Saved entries

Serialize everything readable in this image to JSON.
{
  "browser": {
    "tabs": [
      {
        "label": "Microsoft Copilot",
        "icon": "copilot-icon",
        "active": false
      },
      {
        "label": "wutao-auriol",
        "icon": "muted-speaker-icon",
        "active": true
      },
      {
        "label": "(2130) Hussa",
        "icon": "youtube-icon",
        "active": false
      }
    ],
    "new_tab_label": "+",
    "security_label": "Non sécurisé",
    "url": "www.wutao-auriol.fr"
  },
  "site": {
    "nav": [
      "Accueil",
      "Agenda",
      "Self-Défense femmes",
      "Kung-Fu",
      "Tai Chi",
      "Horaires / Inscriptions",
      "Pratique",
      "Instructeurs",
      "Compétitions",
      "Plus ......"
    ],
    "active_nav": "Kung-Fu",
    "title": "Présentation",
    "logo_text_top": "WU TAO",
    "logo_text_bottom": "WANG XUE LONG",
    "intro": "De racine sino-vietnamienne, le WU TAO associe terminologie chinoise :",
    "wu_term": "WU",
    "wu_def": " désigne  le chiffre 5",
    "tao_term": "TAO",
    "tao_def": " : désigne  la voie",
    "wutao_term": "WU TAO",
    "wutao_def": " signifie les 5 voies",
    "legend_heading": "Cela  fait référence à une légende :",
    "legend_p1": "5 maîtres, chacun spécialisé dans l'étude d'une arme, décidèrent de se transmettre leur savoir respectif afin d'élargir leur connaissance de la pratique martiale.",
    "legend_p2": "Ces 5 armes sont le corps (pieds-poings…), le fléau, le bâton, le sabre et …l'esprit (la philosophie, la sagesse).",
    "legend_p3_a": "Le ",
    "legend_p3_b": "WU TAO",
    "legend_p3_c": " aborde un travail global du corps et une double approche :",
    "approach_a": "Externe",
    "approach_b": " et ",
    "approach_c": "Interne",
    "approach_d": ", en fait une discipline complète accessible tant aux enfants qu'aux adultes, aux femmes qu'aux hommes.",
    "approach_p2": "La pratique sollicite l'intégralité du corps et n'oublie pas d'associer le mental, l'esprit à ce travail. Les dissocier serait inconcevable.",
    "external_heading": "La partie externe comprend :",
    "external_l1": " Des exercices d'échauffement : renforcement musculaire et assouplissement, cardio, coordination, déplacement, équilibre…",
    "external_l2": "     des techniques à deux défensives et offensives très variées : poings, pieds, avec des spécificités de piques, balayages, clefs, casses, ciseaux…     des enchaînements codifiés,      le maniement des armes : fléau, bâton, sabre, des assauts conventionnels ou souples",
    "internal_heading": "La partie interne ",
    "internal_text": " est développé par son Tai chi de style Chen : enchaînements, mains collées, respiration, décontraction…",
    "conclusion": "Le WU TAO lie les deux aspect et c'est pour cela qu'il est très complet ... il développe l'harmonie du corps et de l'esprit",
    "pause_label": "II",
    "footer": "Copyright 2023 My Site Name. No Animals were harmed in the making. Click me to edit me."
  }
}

Requirements → All of the lines above need to be given again exactly.

Answer →
Serialize everything readable in this image to JSON.
{
  "browser": {
    "tabs": [
      {
        "label": "Microsoft Copilot",
        "icon": "copilot-icon",
        "active": false
      },
      {
        "label": "wutao-auriol",
        "icon": "muted-speaker-icon",
        "active": true
      },
      {
        "label": "(2130) Hussa",
        "icon": "youtube-icon",
        "active": false
      }
    ],
    "new_tab_label": "+",
    "security_label": "Non sécurisé",
    "url": "www.wutao-auriol.fr"
  },
  "site": {
    "nav": [
      "Accueil",
      "Agenda",
      "Self-Défense femmes",
      "Kung-Fu",
      "Tai Chi",
      "Horaires / Inscriptions",
      "Pratique",
      "Instructeurs",
      "Compétitions",
      "Plus ......"
    ],
    "active_nav": "Kung-Fu",
    "title": "Présentation",
    "logo_text_top": "WU TAO",
    "logo_text_bottom": "WANG XUE LONG",
    "intro": "De racine sino-vietnamienne, le WU TAO associe terminologie chinoise :",
    "wu_term": "WU",
    "wu_def": " désigne  le chiffre 5",
    "tao_term": "TAO",
    "tao_def": " : désigne  la voie",
    "wutao_term": "WU TAO",
    "wutao_def": " signifie les 5 voies",
    "legend_heading": "Cela  fait référence à une légende :",
    "legend_p1": "5 maîtres, chacun spécialisé dans l'étude d'une arme, décidèrent de se transmettre leur savoir respectif afin d'élargir leur connaissance de la pratique martiale.",
    "legend_p2": "Ces 5 armes sont le corps (pieds-poings…), le fléau, le bâton, le sabre et …l'esprit (la philosophie, la sagesse).",
    "legend_p3_a": "Le ",
    "legend_p3_b": "WU TAO",
    "legend_p3_c": " aborde un travail global du corps et une double approche :",
    "approach_a": "Externe",
    "approach_b": " et ",
    "approach_c": "Interne",
    "approach_d": ", en fait une discipline complète accessible tant aux enfants qu'aux adultes, aux femmes qu'aux hommes.",
    "approach_p2": "La pratique sollicite l'intégralité du corps et n'oublie pas d'associer le mental, l'esprit à ce travail. Les dissocier serait inconcevable.",
    "external_heading": "La partie externe comprend :",
    "external_l1": " Des exercices d'échauffement : renforcement musculaire et assouplissement, cardio, coordination, déplacement, équilibre…",
    "external_l2": "     des techniques à deux défensives et offensives très variées : poings, pieds, avec des spécificités de piques, balayages, clefs, casses, ciseaux…     des enchaînements codifiés,      le maniement des armes : fléau, bâton, sabre, des assauts conventionnels ou souples",
    "internal_heading": "La partie interne ",
    "internal_text": " est développé par son Tai chi de style Chen : enchaînements, mains collées, respiration, décontraction…",
    "conclusion": "Le WU TAO lie les deux aspect et c'est pour cela qu'il est très complet ... il développe l'harmonie du corps et de l'esprit",
    "pause_label": "II",
    "footer": "Copyright 2023 My Site Name. No Animals were harmed in the making. Click me to edit me."
  }
}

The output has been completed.